**EXERCISE REQUIREMENTS:**
The entries below are to be transcribed in full, without their images.
------ RECORD SET
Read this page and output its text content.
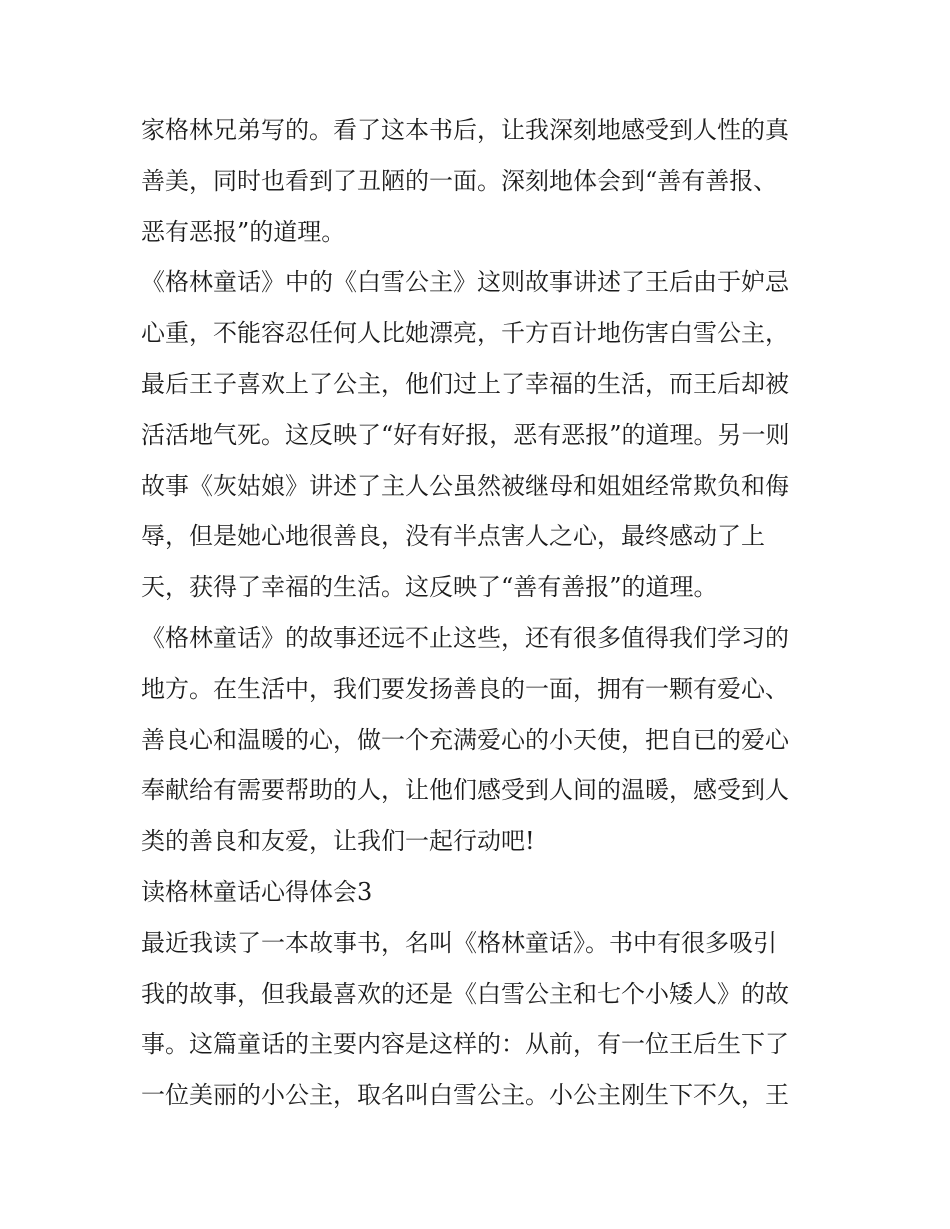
家格林兄弟写的。看了这本书后，让我深刻地感受到人性的真
善美，同时也看到了丑陋的一面。深刻地体会到“善有善报、
恶有恶报”的道理。
《格林童话》中的《白雪公主》这则故事讲述了王后由于妒忌
心重，不能容忍任何人比她漂亮，千方百计地伤害白雪公主，
最后王子喜欢上了公主，他们过上了幸福的生活，而王后却被
活活地气死。这反映了“好有好报，恶有恶报”的道理。另一则
故事《灰姑娘》讲述了主人公虽然被继母和姐姐经常欺负和侮
辱，但是她心地很善良，没有半点害人之心，最终感动了上
天，获得了幸福的生活。这反映了“善有善报”的道理。
《格林童话》的故事还远不止这些，还有很多值得我们学习的
地方。在生活中，我们要发扬善良的一面，拥有一颗有爱心、
善良心和温暖的心，做一个充满爱心的小天使，把自已的爱心
奉献给有需要帮助的人，让他们感受到人间的温暖，感受到人
类的善良和友爱，让我们一起行动吧!
读格林童话心得体会3
最近我读了一本故事书，名叫《格林童话》。书中有很多吸引
我的故事，但我最喜欢的还是《白雪公主和七个小矮人》的故
事。这篇童话的主要内容是这样的：从前，有一位王后生下了
一位美丽的小公主，取名叫白雪公主。小公主刚生下不久，王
------------
**EXERCISE ANSWER:**
Read this page and output its text content.
家格林兄弟写的。看了这本书后，让我深刻地感受到人性的真
善美，同时也看到了丑陋的一面。深刻地体会到“善有善报、
恶有恶报”的道理。
《格林童话》中的《白雪公主》这则故事讲述了王后由于妒忌
心重，不能容忍任何人比她漂亮，千方百计地伤害白雪公主，
最后王子喜欢上了公主，他们过上了幸福的生活，而王后却被
活活地气死。这反映了“好有好报，恶有恶报”的道理。另一则
故事《灰姑娘》讲述了主人公虽然被继母和姐姐经常欺负和侮
辱，但是她心地很善良，没有半点害人之心，最终感动了上
天，获得了幸福的生活。这反映了“善有善报”的道理。
《格林童话》的故事还远不止这些，还有很多值得我们学习的
地方。在生活中，我们要发扬善良的一面，拥有一颗有爱心、
善良心和温暖的心，做一个充满爱心的小天使，把自已的爱心
奉献给有需要帮助的人，让他们感受到人间的温暖，感受到人
类的善良和友爱，让我们一起行动吧!
读格林童话心得体会3
最近我读了一本故事书，名叫《格林童话》。书中有很多吸引
我的故事，但我最喜欢的还是《白雪公主和七个小矮人》的故
事。这篇童话的主要内容是这样的：从前，有一位王后生下了
一位美丽的小公主，取名叫白雪公主。小公主刚生下不久，王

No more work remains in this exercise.